→ **Exercise objective**
Transcribe the listing that follows in full, omitting pictures.

[Items from a figure collection]
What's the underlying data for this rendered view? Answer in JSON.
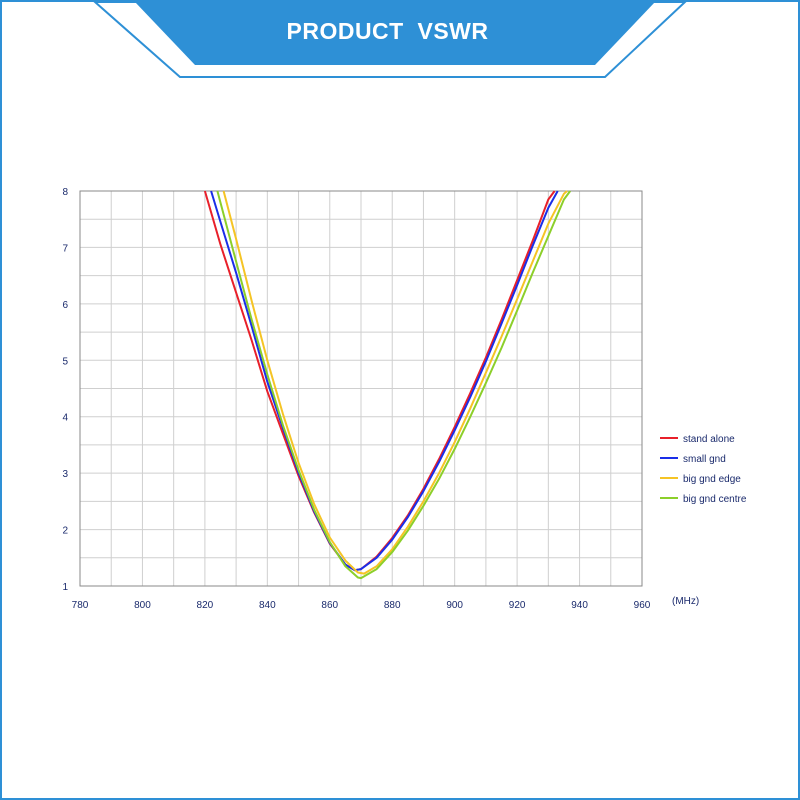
{
  "header": {
    "title": "PRODUCT  VSWR",
    "band_color": "#2e90d6"
  },
  "chart_data": {
    "type": "line",
    "title": "",
    "xlabel": "",
    "x_unit_label": "(MHz)",
    "ylabel": "",
    "xlim": [
      780,
      960
    ],
    "ylim": [
      1,
      8
    ],
    "x_ticks": [
      780,
      800,
      820,
      840,
      860,
      880,
      900,
      920,
      940,
      960
    ],
    "y_ticks": [
      1,
      2,
      3,
      4,
      5,
      6,
      7,
      8
    ],
    "grid": true,
    "legend_position": "right",
    "series": [
      {
        "name": "stand alone",
        "color": "#e8202a",
        "x": [
          820,
          825,
          830,
          835,
          840,
          845,
          850,
          855,
          860,
          865,
          868,
          870,
          875,
          880,
          885,
          890,
          895,
          900,
          905,
          910,
          915,
          920,
          925,
          930,
          932
        ],
        "y": [
          8.0,
          7.05,
          6.2,
          5.35,
          4.45,
          3.7,
          2.95,
          2.3,
          1.75,
          1.38,
          1.28,
          1.3,
          1.52,
          1.85,
          2.25,
          2.72,
          3.25,
          3.82,
          4.42,
          5.05,
          5.72,
          6.42,
          7.12,
          7.85,
          8.0
        ]
      },
      {
        "name": "small gnd",
        "color": "#1a2ee8",
        "x": [
          822,
          825,
          830,
          835,
          840,
          845,
          850,
          855,
          860,
          865,
          868,
          870,
          875,
          880,
          885,
          890,
          895,
          900,
          905,
          910,
          915,
          920,
          925,
          930,
          933
        ],
        "y": [
          8.0,
          7.45,
          6.55,
          5.6,
          4.62,
          3.8,
          3.0,
          2.32,
          1.76,
          1.38,
          1.28,
          1.3,
          1.5,
          1.82,
          2.22,
          2.68,
          3.2,
          3.76,
          4.35,
          4.98,
          5.65,
          6.33,
          7.03,
          7.7,
          8.0
        ]
      },
      {
        "name": "big gnd edge",
        "color": "#f5c425",
        "x": [
          826,
          830,
          835,
          840,
          845,
          850,
          855,
          860,
          865,
          869,
          871,
          875,
          880,
          885,
          890,
          895,
          900,
          905,
          910,
          915,
          920,
          925,
          930,
          935,
          936
        ],
        "y": [
          8.0,
          7.15,
          6.05,
          5.0,
          4.05,
          3.18,
          2.45,
          1.86,
          1.45,
          1.24,
          1.22,
          1.35,
          1.65,
          2.05,
          2.5,
          3.0,
          3.55,
          4.15,
          4.78,
          5.42,
          6.08,
          6.75,
          7.42,
          7.95,
          8.0
        ]
      },
      {
        "name": "big gnd centre",
        "color": "#8ccf2a",
        "x": [
          824,
          830,
          835,
          840,
          845,
          850,
          855,
          860,
          865,
          869,
          870,
          875,
          880,
          885,
          890,
          895,
          900,
          905,
          910,
          915,
          920,
          925,
          930,
          935,
          937
        ],
        "y": [
          8.0,
          6.75,
          5.72,
          4.75,
          3.85,
          3.05,
          2.35,
          1.78,
          1.35,
          1.15,
          1.14,
          1.3,
          1.6,
          1.98,
          2.42,
          2.9,
          3.43,
          4.0,
          4.6,
          5.22,
          5.88,
          6.55,
          7.2,
          7.85,
          8.0
        ]
      }
    ]
  }
}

→ **Solved exercise**
What's the underlying data for this rendered view? Answer in JSON.
{
  "header": {
    "title": "PRODUCT  VSWR",
    "band_color": "#2e90d6"
  },
  "chart_data": {
    "type": "line",
    "title": "",
    "xlabel": "",
    "x_unit_label": "(MHz)",
    "ylabel": "",
    "xlim": [
      780,
      960
    ],
    "ylim": [
      1,
      8
    ],
    "x_ticks": [
      780,
      800,
      820,
      840,
      860,
      880,
      900,
      920,
      940,
      960
    ],
    "y_ticks": [
      1,
      2,
      3,
      4,
      5,
      6,
      7,
      8
    ],
    "grid": true,
    "legend_position": "right",
    "series": [
      {
        "name": "stand alone",
        "color": "#e8202a",
        "x": [
          820,
          825,
          830,
          835,
          840,
          845,
          850,
          855,
          860,
          865,
          868,
          870,
          875,
          880,
          885,
          890,
          895,
          900,
          905,
          910,
          915,
          920,
          925,
          930,
          932
        ],
        "y": [
          8.0,
          7.05,
          6.2,
          5.35,
          4.45,
          3.7,
          2.95,
          2.3,
          1.75,
          1.38,
          1.28,
          1.3,
          1.52,
          1.85,
          2.25,
          2.72,
          3.25,
          3.82,
          4.42,
          5.05,
          5.72,
          6.42,
          7.12,
          7.85,
          8.0
        ]
      },
      {
        "name": "small gnd",
        "color": "#1a2ee8",
        "x": [
          822,
          825,
          830,
          835,
          840,
          845,
          850,
          855,
          860,
          865,
          868,
          870,
          875,
          880,
          885,
          890,
          895,
          900,
          905,
          910,
          915,
          920,
          925,
          930,
          933
        ],
        "y": [
          8.0,
          7.45,
          6.55,
          5.6,
          4.62,
          3.8,
          3.0,
          2.32,
          1.76,
          1.38,
          1.28,
          1.3,
          1.5,
          1.82,
          2.22,
          2.68,
          3.2,
          3.76,
          4.35,
          4.98,
          5.65,
          6.33,
          7.03,
          7.7,
          8.0
        ]
      },
      {
        "name": "big gnd edge",
        "color": "#f5c425",
        "x": [
          826,
          830,
          835,
          840,
          845,
          850,
          855,
          860,
          865,
          869,
          871,
          875,
          880,
          885,
          890,
          895,
          900,
          905,
          910,
          915,
          920,
          925,
          930,
          935,
          936
        ],
        "y": [
          8.0,
          7.15,
          6.05,
          5.0,
          4.05,
          3.18,
          2.45,
          1.86,
          1.45,
          1.24,
          1.22,
          1.35,
          1.65,
          2.05,
          2.5,
          3.0,
          3.55,
          4.15,
          4.78,
          5.42,
          6.08,
          6.75,
          7.42,
          7.95,
          8.0
        ]
      },
      {
        "name": "big gnd centre",
        "color": "#8ccf2a",
        "x": [
          824,
          830,
          835,
          840,
          845,
          850,
          855,
          860,
          865,
          869,
          870,
          875,
          880,
          885,
          890,
          895,
          900,
          905,
          910,
          915,
          920,
          925,
          930,
          935,
          937
        ],
        "y": [
          8.0,
          6.75,
          5.72,
          4.75,
          3.85,
          3.05,
          2.35,
          1.78,
          1.35,
          1.15,
          1.14,
          1.3,
          1.6,
          1.98,
          2.42,
          2.9,
          3.43,
          4.0,
          4.6,
          5.22,
          5.88,
          6.55,
          7.2,
          7.85,
          8.0
        ]
      }
    ]
  }
}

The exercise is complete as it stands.